Given request:
Give the data again, word for word.

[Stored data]
════════════════

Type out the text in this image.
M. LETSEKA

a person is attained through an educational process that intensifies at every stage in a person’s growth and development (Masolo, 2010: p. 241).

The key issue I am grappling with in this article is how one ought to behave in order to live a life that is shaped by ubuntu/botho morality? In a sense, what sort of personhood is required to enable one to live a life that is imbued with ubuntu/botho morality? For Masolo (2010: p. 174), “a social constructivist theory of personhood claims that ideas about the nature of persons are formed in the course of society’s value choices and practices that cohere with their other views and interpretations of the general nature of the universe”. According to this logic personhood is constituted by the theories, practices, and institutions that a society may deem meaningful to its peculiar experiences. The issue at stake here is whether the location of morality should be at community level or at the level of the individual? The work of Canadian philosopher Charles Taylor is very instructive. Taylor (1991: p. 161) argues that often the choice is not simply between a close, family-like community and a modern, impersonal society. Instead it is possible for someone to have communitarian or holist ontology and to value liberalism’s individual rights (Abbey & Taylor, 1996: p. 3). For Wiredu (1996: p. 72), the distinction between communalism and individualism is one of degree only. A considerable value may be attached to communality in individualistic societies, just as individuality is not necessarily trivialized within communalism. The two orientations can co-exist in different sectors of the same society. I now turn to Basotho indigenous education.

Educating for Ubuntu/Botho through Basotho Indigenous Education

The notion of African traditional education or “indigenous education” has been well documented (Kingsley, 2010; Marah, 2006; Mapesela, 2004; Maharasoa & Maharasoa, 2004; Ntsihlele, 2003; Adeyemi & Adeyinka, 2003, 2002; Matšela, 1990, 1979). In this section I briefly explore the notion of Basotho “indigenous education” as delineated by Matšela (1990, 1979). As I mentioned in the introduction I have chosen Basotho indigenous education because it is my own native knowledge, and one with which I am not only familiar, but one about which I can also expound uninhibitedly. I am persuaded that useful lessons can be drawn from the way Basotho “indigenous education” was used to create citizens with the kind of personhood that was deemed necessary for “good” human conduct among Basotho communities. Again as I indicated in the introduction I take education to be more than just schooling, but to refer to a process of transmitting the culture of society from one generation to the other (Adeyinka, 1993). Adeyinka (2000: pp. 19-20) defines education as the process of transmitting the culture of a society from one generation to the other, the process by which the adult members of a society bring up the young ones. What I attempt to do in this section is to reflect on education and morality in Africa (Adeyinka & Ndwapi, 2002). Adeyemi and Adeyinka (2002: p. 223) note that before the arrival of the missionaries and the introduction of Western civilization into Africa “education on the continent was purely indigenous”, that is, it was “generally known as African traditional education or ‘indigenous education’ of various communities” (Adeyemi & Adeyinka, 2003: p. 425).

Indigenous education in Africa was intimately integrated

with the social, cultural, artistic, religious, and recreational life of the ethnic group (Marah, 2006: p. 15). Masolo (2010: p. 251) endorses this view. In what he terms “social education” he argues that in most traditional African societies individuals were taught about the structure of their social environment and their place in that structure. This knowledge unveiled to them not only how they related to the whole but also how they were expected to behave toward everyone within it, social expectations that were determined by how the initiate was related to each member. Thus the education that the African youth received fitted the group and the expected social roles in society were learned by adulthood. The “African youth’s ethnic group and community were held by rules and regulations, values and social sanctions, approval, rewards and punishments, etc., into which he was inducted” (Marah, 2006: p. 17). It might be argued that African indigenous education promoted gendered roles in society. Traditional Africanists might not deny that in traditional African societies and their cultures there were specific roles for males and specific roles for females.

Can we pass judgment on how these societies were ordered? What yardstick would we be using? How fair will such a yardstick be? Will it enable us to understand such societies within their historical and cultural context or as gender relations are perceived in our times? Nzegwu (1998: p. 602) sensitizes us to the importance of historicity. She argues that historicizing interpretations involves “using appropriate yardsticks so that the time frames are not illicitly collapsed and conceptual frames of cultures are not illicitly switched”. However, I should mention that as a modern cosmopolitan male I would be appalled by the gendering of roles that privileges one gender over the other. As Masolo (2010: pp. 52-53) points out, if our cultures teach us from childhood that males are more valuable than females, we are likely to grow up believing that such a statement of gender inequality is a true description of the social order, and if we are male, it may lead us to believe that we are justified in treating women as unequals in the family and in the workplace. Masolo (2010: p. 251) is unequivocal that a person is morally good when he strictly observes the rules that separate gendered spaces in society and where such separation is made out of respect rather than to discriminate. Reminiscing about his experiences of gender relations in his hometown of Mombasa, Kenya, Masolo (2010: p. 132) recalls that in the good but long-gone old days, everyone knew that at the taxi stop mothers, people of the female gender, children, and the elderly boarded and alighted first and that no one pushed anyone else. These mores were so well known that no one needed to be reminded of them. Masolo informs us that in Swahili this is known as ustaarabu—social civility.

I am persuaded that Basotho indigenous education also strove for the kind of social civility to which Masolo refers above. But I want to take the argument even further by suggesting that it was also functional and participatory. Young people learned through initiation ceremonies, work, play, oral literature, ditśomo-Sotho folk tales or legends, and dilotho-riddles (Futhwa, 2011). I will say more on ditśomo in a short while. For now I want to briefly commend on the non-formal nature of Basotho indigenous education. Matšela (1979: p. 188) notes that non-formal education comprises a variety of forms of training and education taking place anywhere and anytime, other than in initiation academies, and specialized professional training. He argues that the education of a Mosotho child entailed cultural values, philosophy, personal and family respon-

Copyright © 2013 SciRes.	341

════════════════

Solution for this exercise:
Type out the text in this image.
M. LETSEKA

a person is attained through an educational process that intensifies at every stage in a person’s growth and development (Masolo, 2010: p. 241).

The key issue I am grappling with in this article is how one ought to behave in order to live a life that is shaped by ubuntu/botho morality? In a sense, what sort of personhood is required to enable one to live a life that is imbued with ubuntu/botho morality? For Masolo (2010: p. 174), “a social constructivist theory of personhood claims that ideas about the nature of persons are formed in the course of society’s value choices and practices that cohere with their other views and interpretations of the general nature of the universe”. According to this logic personhood is constituted by the theories, practices, and institutions that a society may deem meaningful to its peculiar experiences. The issue at stake here is whether the location of morality should be at community level or at the level of the individual? The work of Canadian philosopher Charles Taylor is very instructive. Taylor (1991: p. 161) argues that often the choice is not simply between a close, family-like community and a modern, impersonal society. Instead it is possible for someone to have communitarian or holist ontology and to value liberalism’s individual rights (Abbey & Taylor, 1996: p. 3). For Wiredu (1996: p. 72), the distinction between communalism and individualism is one of degree only. A considerable value may be attached to communality in individualistic societies, just as individuality is not necessarily trivialized within communalism. The two orientations can co-exist in different sectors of the same society. I now turn to Basotho indigenous education.

Educating for Ubuntu/Botho through Basotho Indigenous Education

The notion of African traditional education or “indigenous education” has been well documented (Kingsley, 2010; Marah, 2006; Mapesela, 2004; Maharasoa & Maharasoa, 2004; Ntsihlele, 2003; Adeyemi & Adeyinka, 2003, 2002; Matšela, 1990, 1979). In this section I briefly explore the notion of Basotho “indigenous education” as delineated by Matšela (1990, 1979). As I mentioned in the introduction I have chosen Basotho indigenous education because it is my own native knowledge, and one with which I am not only familiar, but one about which I can also expound uninhibitedly. I am persuaded that useful lessons can be drawn from the way Basotho “indigenous education” was used to create citizens with the kind of personhood that was deemed necessary for “good” human conduct among Basotho communities. Again as I indicated in the introduction I take education to be more than just schooling, but to refer to a process of transmitting the culture of society from one generation to the other (Adeyinka, 1993). Adeyinka (2000: pp. 19-20) defines education as the process of transmitting the culture of a society from one generation to the other, the process by which the adult members of a society bring up the young ones. What I attempt to do in this section is to reflect on education and morality in Africa (Adeyinka & Ndwapi, 2002). Adeyemi and Adeyinka (2002: p. 223) note that before the arrival of the missionaries and the introduction of Western civilization into Africa “education on the continent was purely indigenous”, that is, it was “generally known as African traditional education or ‘indigenous education’ of various communities” (Adeyemi & Adeyinka, 2003: p. 425).

Indigenous education in Africa was intimately integrated

with the social, cultural, artistic, religious, and recreational life of the ethnic group (Marah, 2006: p. 15). Masolo (2010: p. 251) endorses this view. In what he terms “social education” he argues that in most traditional African societies individuals were taught about the structure of their social environment and their place in that structure. This knowledge unveiled to them not only how they related to the whole but also how they were expected to behave toward everyone within it, social expectations that were determined by how the initiate was related to each member. Thus the education that the African youth received fitted the group and the expected social roles in society were learned by adulthood. The “African youth’s ethnic group and community were held by rules and regulations, values and social sanctions, approval, rewards and punishments, etc., into which he was inducted” (Marah, 2006: p. 17). It might be argued that African indigenous education promoted gendered roles in society. Traditional Africanists might not deny that in traditional African societies and their cultures there were specific roles for males and specific roles for females.

Can we pass judgment on how these societies were ordered? What yardstick would we be using? How fair will such a yardstick be? Will it enable us to understand such societies within their historical and cultural context or as gender relations are perceived in our times? Nzegwu (1998: p. 602) sensitizes us to the importance of historicity. She argues that historicizing interpretations involves “using appropriate yardsticks so that the time frames are not illicitly collapsed and conceptual frames of cultures are not illicitly switched”. However, I should mention that as a modern cosmopolitan male I would be appalled by the gendering of roles that privileges one gender over the other. As Masolo (2010: pp. 52-53) points out, if our cultures teach us from childhood that males are more valuable than females, we are likely to grow up believing that such a statement of gender inequality is a true description of the social order, and if we are male, it may lead us to believe that we are justified in treating women as unequals in the family and in the workplace. Masolo (2010: p. 251) is unequivocal that a person is morally good when he strictly observes the rules that separate gendered spaces in society and where such separation is made out of respect rather than to discriminate. Reminiscing about his experiences of gender relations in his hometown of Mombasa, Kenya, Masolo (2010: p. 132) recalls that in the good but long-gone old days, everyone knew that at the taxi stop mothers, people of the female gender, children, and the elderly boarded and alighted first and that no one pushed anyone else. These mores were so well known that no one needed to be reminded of them. Masolo informs us that in Swahili this is known as ustaarabu—social civility.

I am persuaded that Basotho indigenous education also strove for the kind of social civility to which Masolo refers above. But I want to take the argument even further by suggesting that it was also functional and participatory. Young people learned through initiation ceremonies, work, play, oral literature, ditśomo-Sotho folk tales or legends, and dilotho-riddles (Futhwa, 2011). I will say more on ditśomo in a short while. For now I want to briefly commend on the non-formal nature of Basotho indigenous education. Matšela (1979: p. 188) notes that non-formal education comprises a variety of forms of training and education taking place anywhere and anytime, other than in initiation academies, and specialized professional training. He argues that the education of a Mosotho child entailed cultural values, philosophy, personal and family respon-

Copyright © 2013 SciRes.	341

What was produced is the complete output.